───── Data rows ─────
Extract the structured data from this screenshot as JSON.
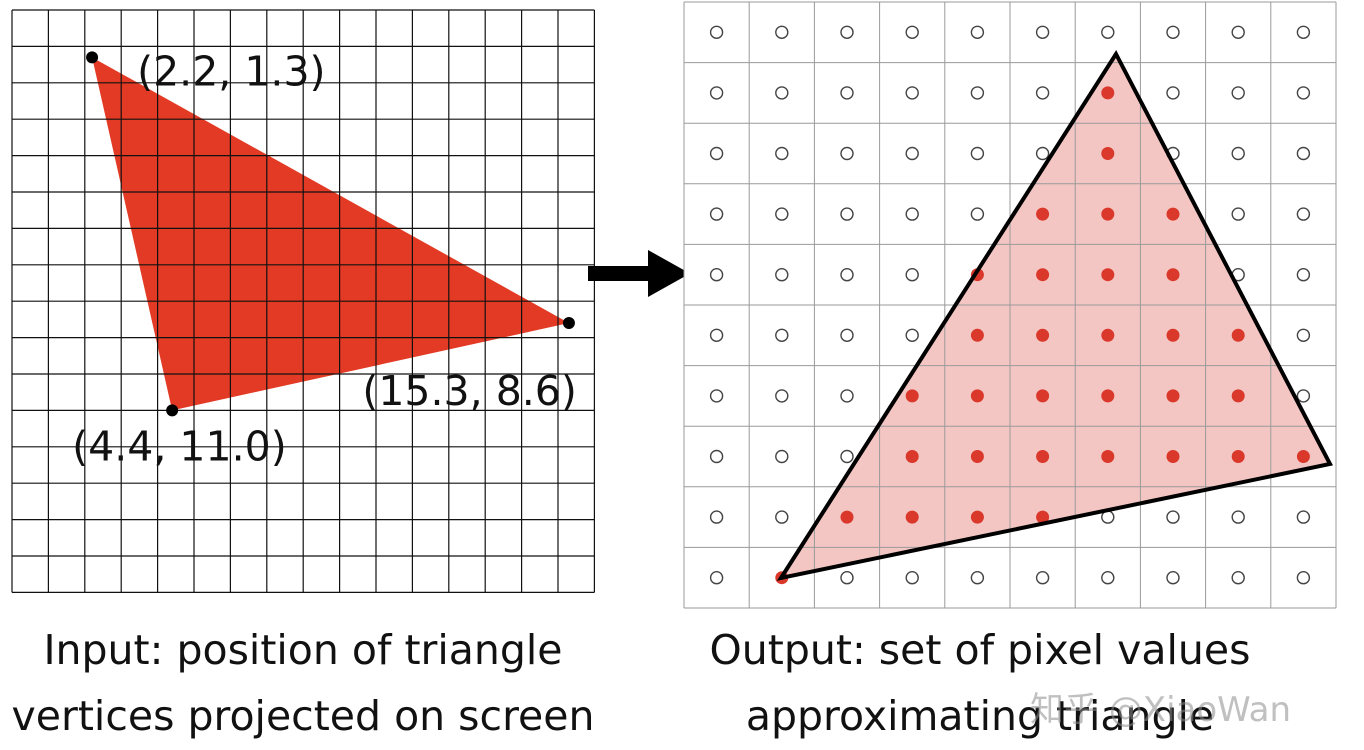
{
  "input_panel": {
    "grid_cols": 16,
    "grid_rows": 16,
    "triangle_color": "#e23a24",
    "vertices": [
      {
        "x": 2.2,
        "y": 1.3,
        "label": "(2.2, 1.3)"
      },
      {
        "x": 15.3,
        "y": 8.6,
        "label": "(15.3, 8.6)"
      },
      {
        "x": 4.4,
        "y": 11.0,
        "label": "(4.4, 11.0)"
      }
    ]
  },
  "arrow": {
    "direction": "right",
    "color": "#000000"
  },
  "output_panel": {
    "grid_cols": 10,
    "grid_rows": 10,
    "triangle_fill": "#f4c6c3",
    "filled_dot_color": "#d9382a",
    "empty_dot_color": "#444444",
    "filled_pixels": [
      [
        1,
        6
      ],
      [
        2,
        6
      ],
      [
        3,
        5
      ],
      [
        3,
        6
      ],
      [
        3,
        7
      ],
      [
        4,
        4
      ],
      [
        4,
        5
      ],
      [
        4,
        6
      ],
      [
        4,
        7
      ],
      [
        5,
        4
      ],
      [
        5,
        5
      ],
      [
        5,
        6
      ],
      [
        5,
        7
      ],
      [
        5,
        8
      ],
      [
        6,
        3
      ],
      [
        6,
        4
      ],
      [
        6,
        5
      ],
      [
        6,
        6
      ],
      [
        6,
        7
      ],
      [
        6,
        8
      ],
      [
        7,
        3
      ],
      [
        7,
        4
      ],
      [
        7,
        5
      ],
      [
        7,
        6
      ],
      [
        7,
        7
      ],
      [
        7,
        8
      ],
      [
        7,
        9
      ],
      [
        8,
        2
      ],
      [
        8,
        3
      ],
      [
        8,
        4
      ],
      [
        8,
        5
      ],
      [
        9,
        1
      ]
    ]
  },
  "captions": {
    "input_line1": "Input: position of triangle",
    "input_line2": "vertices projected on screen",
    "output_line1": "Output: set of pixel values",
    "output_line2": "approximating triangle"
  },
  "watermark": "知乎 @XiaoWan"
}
─────
───── Data rows ─────
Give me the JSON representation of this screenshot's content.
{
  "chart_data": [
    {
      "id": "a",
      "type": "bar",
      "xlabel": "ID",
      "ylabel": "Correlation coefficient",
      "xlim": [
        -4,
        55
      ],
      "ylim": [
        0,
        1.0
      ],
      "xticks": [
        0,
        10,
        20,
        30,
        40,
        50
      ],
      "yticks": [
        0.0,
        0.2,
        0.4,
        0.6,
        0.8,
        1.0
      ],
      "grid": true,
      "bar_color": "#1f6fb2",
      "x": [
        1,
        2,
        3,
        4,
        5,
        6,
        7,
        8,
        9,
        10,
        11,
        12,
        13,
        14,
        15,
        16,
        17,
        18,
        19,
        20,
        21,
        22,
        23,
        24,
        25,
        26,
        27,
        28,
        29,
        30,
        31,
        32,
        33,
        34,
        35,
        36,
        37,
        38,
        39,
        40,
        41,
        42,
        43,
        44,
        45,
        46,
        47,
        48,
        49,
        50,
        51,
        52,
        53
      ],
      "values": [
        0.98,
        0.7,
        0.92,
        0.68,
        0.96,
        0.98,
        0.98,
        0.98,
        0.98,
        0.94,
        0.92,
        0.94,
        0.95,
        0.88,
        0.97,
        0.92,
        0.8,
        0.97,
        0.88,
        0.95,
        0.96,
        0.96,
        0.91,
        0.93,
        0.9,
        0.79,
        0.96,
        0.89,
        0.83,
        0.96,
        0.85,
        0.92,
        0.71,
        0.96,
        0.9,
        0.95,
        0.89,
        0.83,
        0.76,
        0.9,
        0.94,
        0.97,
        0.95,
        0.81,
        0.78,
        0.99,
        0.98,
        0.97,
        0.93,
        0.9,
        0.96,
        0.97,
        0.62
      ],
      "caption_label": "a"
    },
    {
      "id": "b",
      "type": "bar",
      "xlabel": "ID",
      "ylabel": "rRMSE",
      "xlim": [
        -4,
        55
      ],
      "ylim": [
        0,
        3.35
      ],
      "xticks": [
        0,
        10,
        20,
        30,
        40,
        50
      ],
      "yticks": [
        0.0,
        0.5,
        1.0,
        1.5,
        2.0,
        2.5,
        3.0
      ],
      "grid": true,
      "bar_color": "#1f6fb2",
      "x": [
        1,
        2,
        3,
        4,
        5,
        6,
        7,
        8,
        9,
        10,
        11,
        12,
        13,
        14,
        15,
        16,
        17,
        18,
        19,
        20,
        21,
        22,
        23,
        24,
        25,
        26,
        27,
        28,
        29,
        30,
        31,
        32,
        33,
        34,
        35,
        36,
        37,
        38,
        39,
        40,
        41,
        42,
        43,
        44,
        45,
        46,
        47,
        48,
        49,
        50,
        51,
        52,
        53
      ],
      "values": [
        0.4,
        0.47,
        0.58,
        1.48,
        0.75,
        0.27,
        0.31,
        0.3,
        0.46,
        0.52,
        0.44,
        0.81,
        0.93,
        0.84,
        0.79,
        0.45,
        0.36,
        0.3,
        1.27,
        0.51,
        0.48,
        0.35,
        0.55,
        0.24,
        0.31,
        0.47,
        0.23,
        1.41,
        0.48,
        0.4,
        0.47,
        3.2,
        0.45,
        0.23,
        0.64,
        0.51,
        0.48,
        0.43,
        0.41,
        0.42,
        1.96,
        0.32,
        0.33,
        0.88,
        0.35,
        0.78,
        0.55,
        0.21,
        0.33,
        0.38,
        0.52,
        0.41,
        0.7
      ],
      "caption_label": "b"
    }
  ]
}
─────
Short task >>
Pull every line holding "screenshot" out of the records.

The reply >>
Extract the structured data from this screenshot as JSON.
Give me the JSON representation of this screenshot's content.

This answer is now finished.